SET PROBLEM:
What follows is a set of entries. Repeat them exactly, but not their pictures.

INFORMATION SHOWN:
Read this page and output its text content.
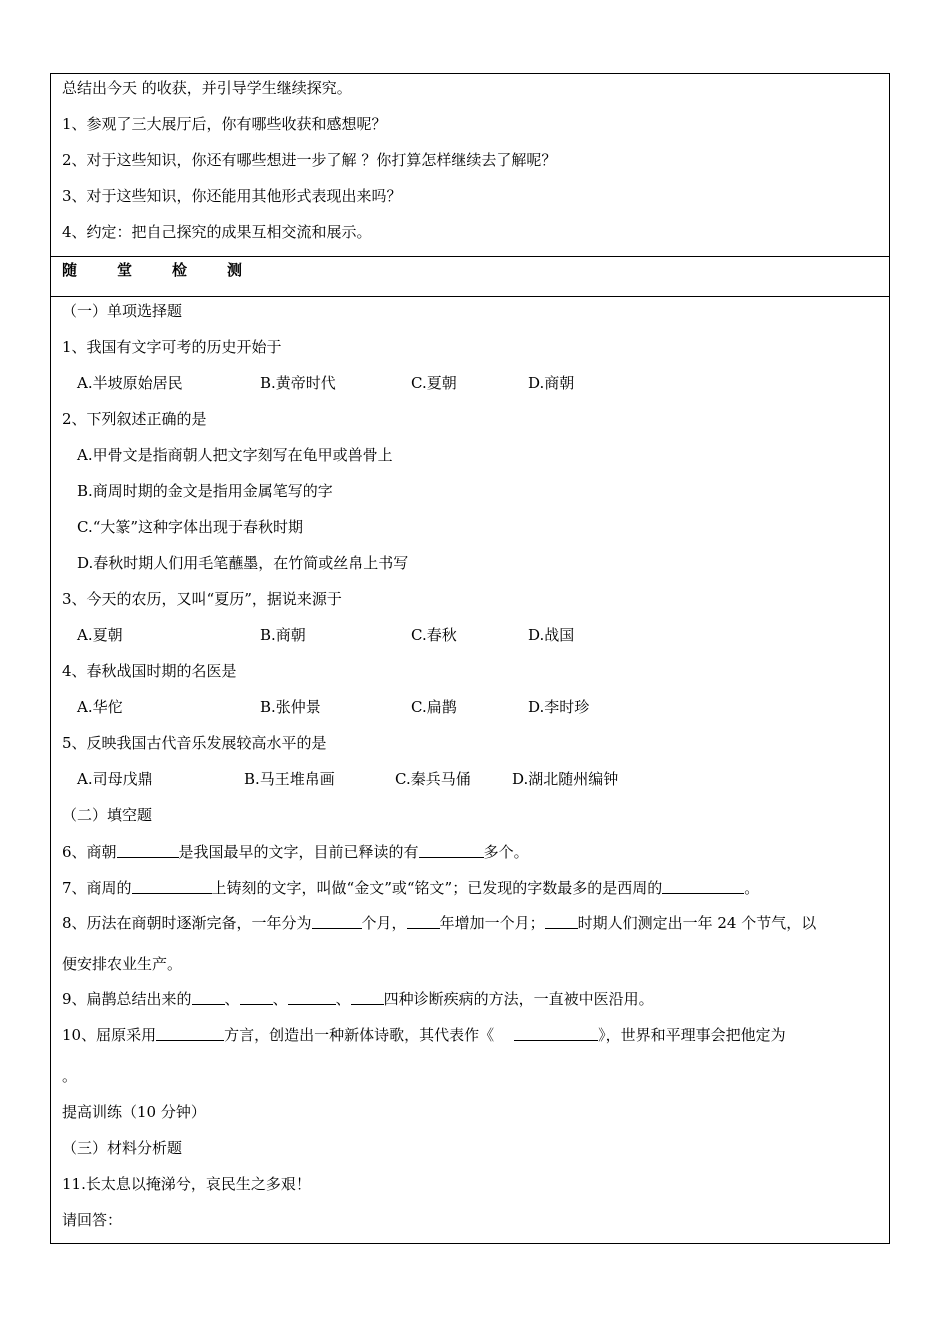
总结出今天 的收获，并引导学生继续探究。
1、参观了三大展厅后，你有哪些收获和感想呢？
2、对于这些知识，你还有哪些想进一步了解 ？你打算怎样继续去了解呢？
3、对于这些知识，你还能用其他形式表现出来吗？
4、约定：把自己探究的成果互相交流和展示。
随	堂	检	测
（一）单项选择题
1、我国有文字可考的历史开始于
A.半坡原始居民	B.黄帝时代	C.夏朝	D.商朝
2、下列叙述正确的是
A.甲骨文是指商朝人把文字刻写在龟甲或兽骨上
B.商周时期的金文是指用金属笔写的字
C.“大篆”这种字体出现于春秋时期
D.春秋时期人们用毛笔蘸墨，在竹简或丝帛上书写
3、今天的农历，又叫“夏历”，据说来源于
A.夏朝	B.商朝	C.春秋	D.战国
4、春秋战国时期的名医是
A.华佗	B.张仲景	C.扁鹊	D.李时珍
5、反映我国古代音乐发展较高水平的是
A.司母戊鼎	B.马王堆帛画	C.秦兵马俑	D.湖北随州编钟
（二）填空题
6、商朝	是我国最早的文字，目前已释读的有	多个。
7、商周的	上铸刻的文字，叫做“金文”或“铭文”；已发现的字数最多的是西周的	。
8、历法在商朝时逐渐完备，一年分为	个月， 年增加一个月； 时期人们测定出一年 24 个节气，以
便安排农业生产。
9、扁鹊总结出来的 、 、	、 四种诊断疾病的方法，一直被中医沿用。
10、屈原采用	方言，创造出一种新体诗歌，其代表作《	》，世界和平理事会把他定为
。
提高训练（10 分钟）
（三）材料分析题
11.长太息以掩涕兮，哀民生之多艰！
请回答：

RESPONSE TO THIS EXERCISE:
Read this page and output its text content.
总结出今天 的收获，并引导学生继续探究。
1、参观了三大展厅后，你有哪些收获和感想呢？
2、对于这些知识，你还有哪些想进一步了解 ？你打算怎样继续去了解呢？
3、对于这些知识，你还能用其他形式表现出来吗？
4、约定：把自己探究的成果互相交流和展示。
随	堂	检	测
（一）单项选择题
1、我国有文字可考的历史开始于
A.半坡原始居民	B.黄帝时代	C.夏朝	D.商朝
2、下列叙述正确的是
A.甲骨文是指商朝人把文字刻写在龟甲或兽骨上
B.商周时期的金文是指用金属笔写的字
C.“大篆”这种字体出现于春秋时期
D.春秋时期人们用毛笔蘸墨，在竹简或丝帛上书写
3、今天的农历，又叫“夏历”，据说来源于
A.夏朝	B.商朝	C.春秋	D.战国
4、春秋战国时期的名医是
A.华佗	B.张仲景	C.扁鹊	D.李时珍
5、反映我国古代音乐发展较高水平的是
A.司母戊鼎	B.马王堆帛画	C.秦兵马俑	D.湖北随州编钟
（二）填空题
6、商朝	是我国最早的文字，目前已释读的有	多个。
7、商周的	上铸刻的文字，叫做“金文”或“铭文”；已发现的字数最多的是西周的	。
8、历法在商朝时逐渐完备，一年分为	个月， 年增加一个月； 时期人们测定出一年 24 个节气，以
便安排农业生产。
9、扁鹊总结出来的 、 、	、 四种诊断疾病的方法，一直被中医沿用。
10、屈原采用	方言，创造出一种新体诗歌，其代表作《	》，世界和平理事会把他定为
。
提高训练（10 分钟）
（三）材料分析题
11.长太息以掩涕兮，哀民生之多艰！
请回答：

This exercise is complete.